Find the string "pair" and gather every line that holds it.

[Raw records]
---*---

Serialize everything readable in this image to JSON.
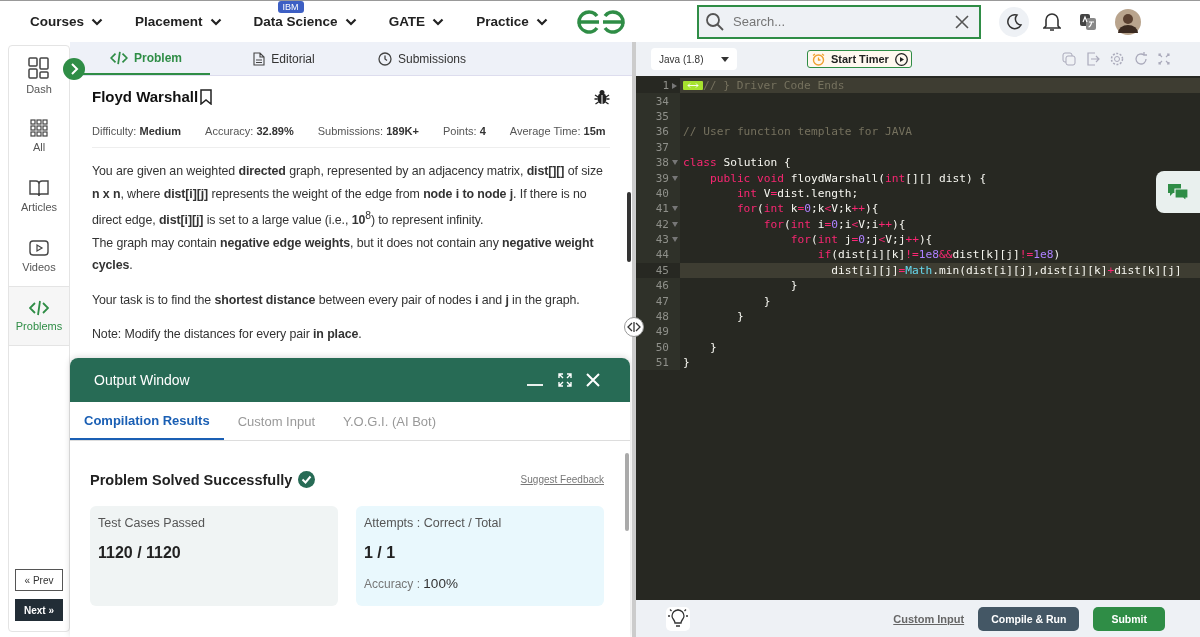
{
  "nav": {
    "items": [
      {
        "label": "Courses"
      },
      {
        "label": "Placement"
      },
      {
        "label": "Data Science",
        "badge": "IBM"
      },
      {
        "label": "GATE"
      },
      {
        "label": "Practice"
      }
    ],
    "search": {
      "placeholder": "Search..."
    }
  },
  "sidebar": {
    "items": [
      {
        "label": "Dash",
        "selected": false
      },
      {
        "label": "All",
        "selected": false
      },
      {
        "label": "Articles",
        "selected": false
      },
      {
        "label": "Videos",
        "selected": false
      },
      {
        "label": "Problems",
        "selected": true
      }
    ],
    "prev": "« Prev",
    "next": "Next »"
  },
  "problem_tabs": [
    {
      "label": "Problem",
      "selected": true
    },
    {
      "label": "Editorial",
      "selected": false
    },
    {
      "label": "Submissions",
      "selected": false
    }
  ],
  "problem": {
    "title": "Floyd Warshall",
    "stats": [
      {
        "label": "Difficulty:",
        "value": "Medium"
      },
      {
        "label": "Accuracy:",
        "value": "32.89%"
      },
      {
        "label": "Submissions:",
        "value": "189K+"
      },
      {
        "label": "Points:",
        "value": "4"
      },
      {
        "label": "Average Time:",
        "value": "15m"
      }
    ],
    "description": [
      [
        "You are given an weighted **directed** graph, represented by an adjacency matrix, **dist[][]** of size **n x n**, where **dist[i][j]** represents the weight of the edge from **node i to node j**. If there is no direct edge, **dist[i][j]** is set to a large value (i.e., **10**$^{8}$) to represent infinity.",
        "The graph may contain **negative edge weights**, but it does not contain any **negative weight cycles**."
      ],
      [
        "Your task is to find the **shortest distance** between every pair of nodes **i** and **j** in the graph."
      ],
      [
        "Note: Modify the distances for every pair **in place**."
      ]
    ]
  },
  "output_window": {
    "title": "Output Window",
    "tabs": [
      {
        "label": "Compilation Results",
        "selected": true
      },
      {
        "label": "Custom Input",
        "selected": false
      },
      {
        "label": "Y.O.G.I. (AI Bot)",
        "selected": false
      }
    ],
    "status": "Problem Solved Successfully",
    "feedback": "Suggest Feedback",
    "cards": [
      {
        "label": "Test Cases Passed",
        "value": "1120 / 1120"
      },
      {
        "label": "Attempts : Correct / Total",
        "value": "1 / 1",
        "extra_label": "Accuracy :",
        "extra_value": "100%"
      }
    ]
  },
  "editor": {
    "language": "Java (1.8)",
    "timer": "Start Timer",
    "lines": [
      {
        "number": "1",
        "active": true,
        "fold_open": false,
        "tokens": [
          {
            "kind": "comment",
            "text": "// } Driver Code Ends"
          }
        ]
      },
      {
        "number": "34",
        "active": false
      },
      {
        "number": "35",
        "active": false
      },
      {
        "number": "36",
        "active": false,
        "tokens": [
          {
            "kind": "comment",
            "text": "// User function template for JAVA"
          }
        ]
      },
      {
        "number": "37",
        "active": false
      },
      {
        "number": "38",
        "active": false,
        "fold_open": true,
        "tokens": [
          {
            "kind": "keyword",
            "text": "class"
          },
          {
            "kind": "plain",
            "text": " Solution {"
          }
        ]
      },
      {
        "number": "39",
        "active": false,
        "fold_open": true,
        "tokens": [
          {
            "kind": "keyword",
            "text": "    public void"
          },
          {
            "kind": "plain",
            "text": " floydWarshall("
          },
          {
            "kind": "keyword",
            "text": "int"
          },
          {
            "kind": "plain",
            "text": "[][] dist) {"
          }
        ]
      },
      {
        "number": "40",
        "active": false,
        "tokens": [
          {
            "kind": "keyword",
            "text": "        int"
          },
          {
            "kind": "plain",
            "text": " V"
          },
          {
            "kind": "keyword",
            "text": "="
          },
          {
            "kind": "plain",
            "text": "dist.length;"
          }
        ]
      },
      {
        "number": "41",
        "active": false,
        "fold_open": true,
        "tokens": [
          {
            "kind": "keyword",
            "text": "        for"
          },
          {
            "kind": "plain",
            "text": "("
          },
          {
            "kind": "keyword",
            "text": "int"
          },
          {
            "kind": "plain",
            "text": " k"
          },
          {
            "kind": "keyword",
            "text": "="
          },
          {
            "kind": "number",
            "text": "0"
          },
          {
            "kind": "plain",
            "text": ";k"
          },
          {
            "kind": "keyword",
            "text": "<"
          },
          {
            "kind": "plain",
            "text": "V;k"
          },
          {
            "kind": "keyword",
            "text": "++"
          },
          {
            "kind": "plain",
            "text": "){"
          }
        ]
      },
      {
        "number": "42",
        "active": false,
        "fold_open": true,
        "tokens": [
          {
            "kind": "keyword",
            "text": "            for"
          },
          {
            "kind": "plain",
            "text": "("
          },
          {
            "kind": "keyword",
            "text": "int"
          },
          {
            "kind": "plain",
            "text": " i"
          },
          {
            "kind": "keyword",
            "text": "="
          },
          {
            "kind": "number",
            "text": "0"
          },
          {
            "kind": "plain",
            "text": ";i"
          },
          {
            "kind": "keyword",
            "text": "<"
          },
          {
            "kind": "plain",
            "text": "V;i"
          },
          {
            "kind": "keyword",
            "text": "++"
          },
          {
            "kind": "plain",
            "text": "){"
          }
        ]
      },
      {
        "number": "43",
        "active": false,
        "fold_open": true,
        "tokens": [
          {
            "kind": "keyword",
            "text": "                for"
          },
          {
            "kind": "plain",
            "text": "("
          },
          {
            "kind": "keyword",
            "text": "int"
          },
          {
            "kind": "plain",
            "text": " j"
          },
          {
            "kind": "keyword",
            "text": "="
          },
          {
            "kind": "number",
            "text": "0"
          },
          {
            "kind": "plain",
            "text": ";j"
          },
          {
            "kind": "keyword",
            "text": "<"
          },
          {
            "kind": "plain",
            "text": "V;j"
          },
          {
            "kind": "keyword",
            "text": "++"
          },
          {
            "kind": "plain",
            "text": "){"
          }
        ]
      },
      {
        "number": "44",
        "active": false,
        "tokens": [
          {
            "kind": "keyword",
            "text": "                    if"
          },
          {
            "kind": "plain",
            "text": "(dist[i][k]"
          },
          {
            "kind": "keyword",
            "text": "!="
          },
          {
            "kind": "number",
            "text": "1e8"
          },
          {
            "kind": "keyword",
            "text": "&&"
          },
          {
            "kind": "plain",
            "text": "dist[k][j]"
          },
          {
            "kind": "keyword",
            "text": "!="
          },
          {
            "kind": "number",
            "text": "1e8"
          },
          {
            "kind": "plain",
            "text": ")"
          }
        ]
      },
      {
        "number": "45",
        "active": true,
        "tokens": [
          {
            "kind": "plain",
            "text": "                      dist[i][j]"
          },
          {
            "kind": "keyword",
            "text": "="
          },
          {
            "kind": "type",
            "text": "Math"
          },
          {
            "kind": "plain",
            "text": ".min(dist[i][j],dist[i][k]"
          },
          {
            "kind": "keyword",
            "text": "+"
          },
          {
            "kind": "plain",
            "text": "dist[k][j]"
          }
        ]
      },
      {
        "number": "46",
        "active": false,
        "tokens": [
          {
            "kind": "plain",
            "text": "                }"
          }
        ]
      },
      {
        "number": "47",
        "active": false,
        "tokens": [
          {
            "kind": "plain",
            "text": "            }"
          }
        ]
      },
      {
        "number": "48",
        "active": false,
        "tokens": [
          {
            "kind": "plain",
            "text": "        }"
          }
        ]
      },
      {
        "number": "49",
        "active": false
      },
      {
        "number": "50",
        "active": false,
        "tokens": [
          {
            "kind": "plain",
            "text": "    }"
          }
        ]
      },
      {
        "number": "51",
        "active": false,
        "tokens": [
          {
            "kind": "plain",
            "text": "}"
          }
        ]
      }
    ],
    "custom_input": "Custom Input",
    "compile": "Compile & Run",
    "submit": "Submit"
  }
}
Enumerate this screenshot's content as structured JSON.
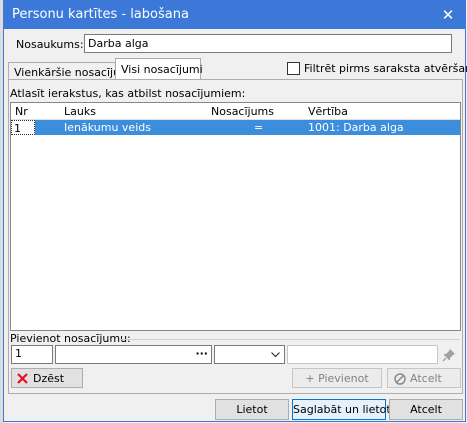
{
  "window": {
    "title": "Personu kartītes - labošana",
    "close_glyph": "✕"
  },
  "name_field": {
    "label": "Nosaukums:",
    "value": "Darba alga"
  },
  "tabs": [
    {
      "label": "Vienkāršie nosacījumi",
      "active": false
    },
    {
      "label": "Visi nosacījumi",
      "active": true
    }
  ],
  "filter_checkbox": {
    "label": "Filtrēt pirms saraksta atvēršanas",
    "checked": false
  },
  "grid": {
    "caption": "Atlasīt ierakstus, kas atbilst nosacījumiem:",
    "columns": [
      "Nr",
      "Lauks",
      "Nosacījums",
      "Vērtība"
    ],
    "rows": [
      {
        "nr": "1",
        "lauks": "Ienākumu veids",
        "nosacijums": "=",
        "vertiba": "1001: Darba alga",
        "selected": true
      }
    ]
  },
  "add_condition": {
    "label": "Pievienot nosacījumu:",
    "number_value": "1",
    "field_value": "",
    "field_button": "···",
    "operator_value": "",
    "value_text": ""
  },
  "buttons": {
    "delete": "Dzēst",
    "add": "+ Pievienot",
    "cancel_condition": "Atcelt",
    "apply": "Lietot",
    "save_apply": "Saglabāt un lietot",
    "cancel": "Atcelt"
  },
  "colors": {
    "titlebar": "#3c78d8",
    "selection": "#3c8ddc",
    "delete_icon": "#e81123"
  }
}
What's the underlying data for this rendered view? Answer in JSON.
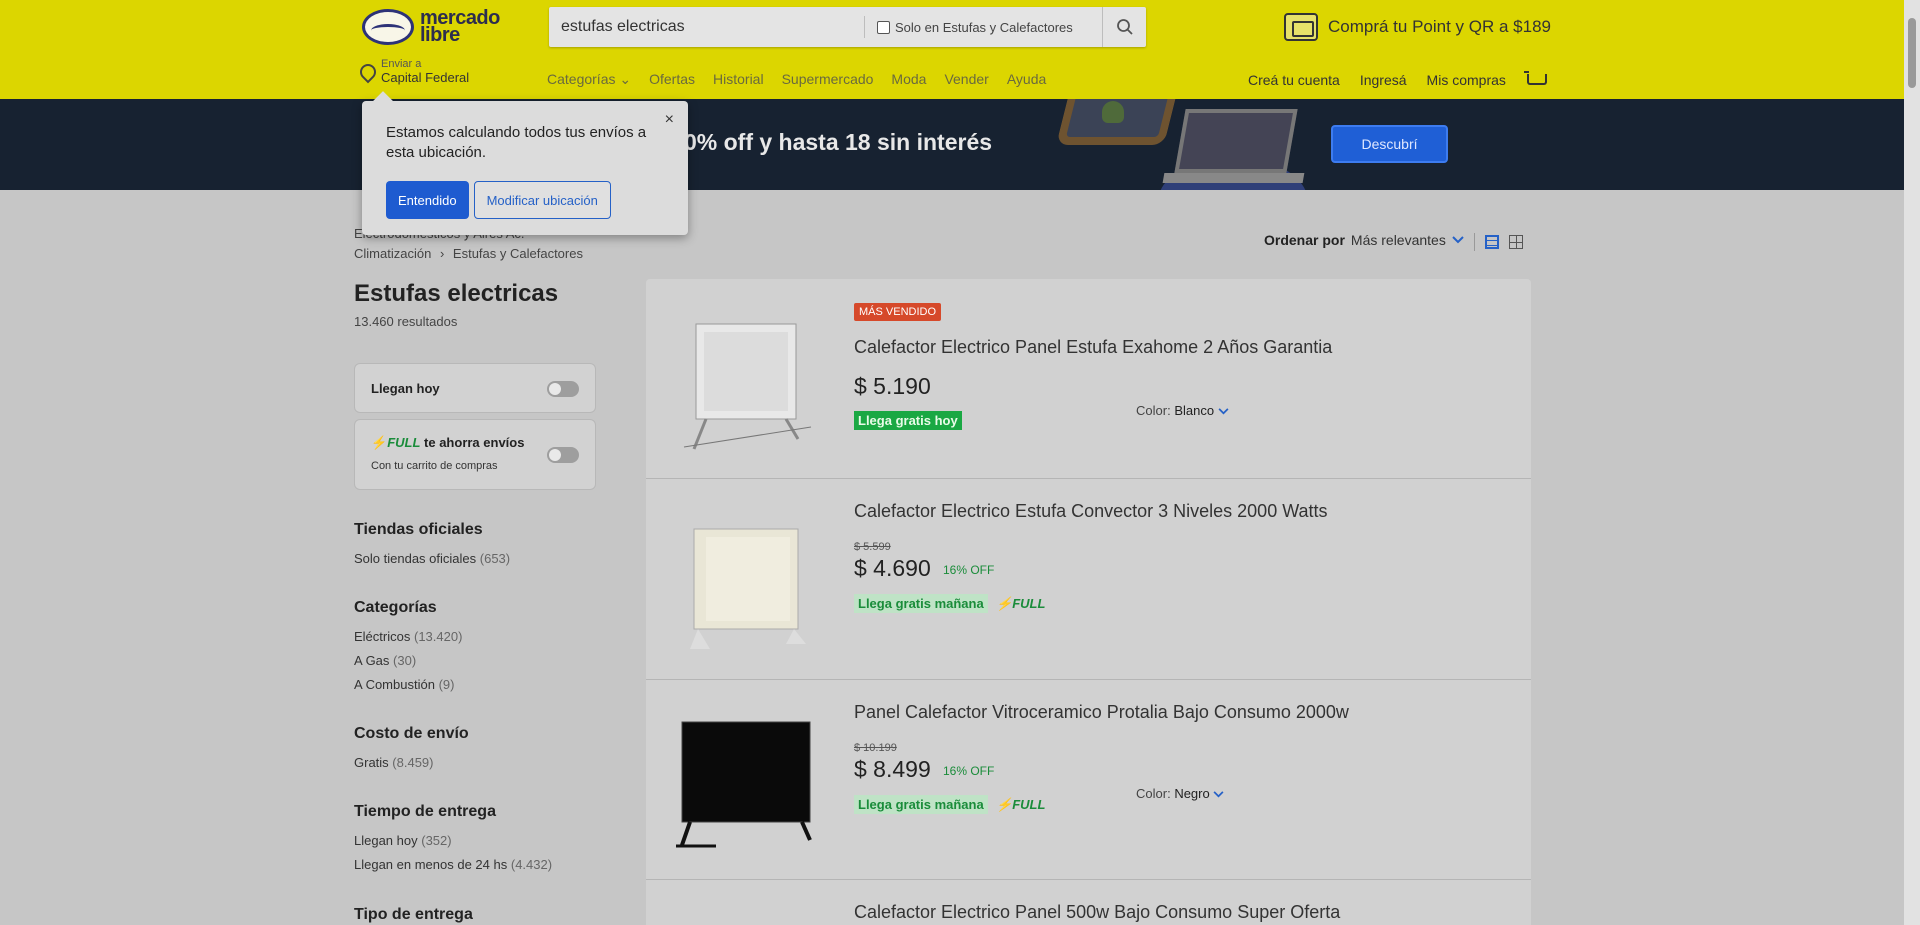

---*---

[Response below]
        "Your task is to find the **shortest distance** between every pair of nodes **i** and **j** in the graph."
        "Note: Modify the distances for every pair **in place**."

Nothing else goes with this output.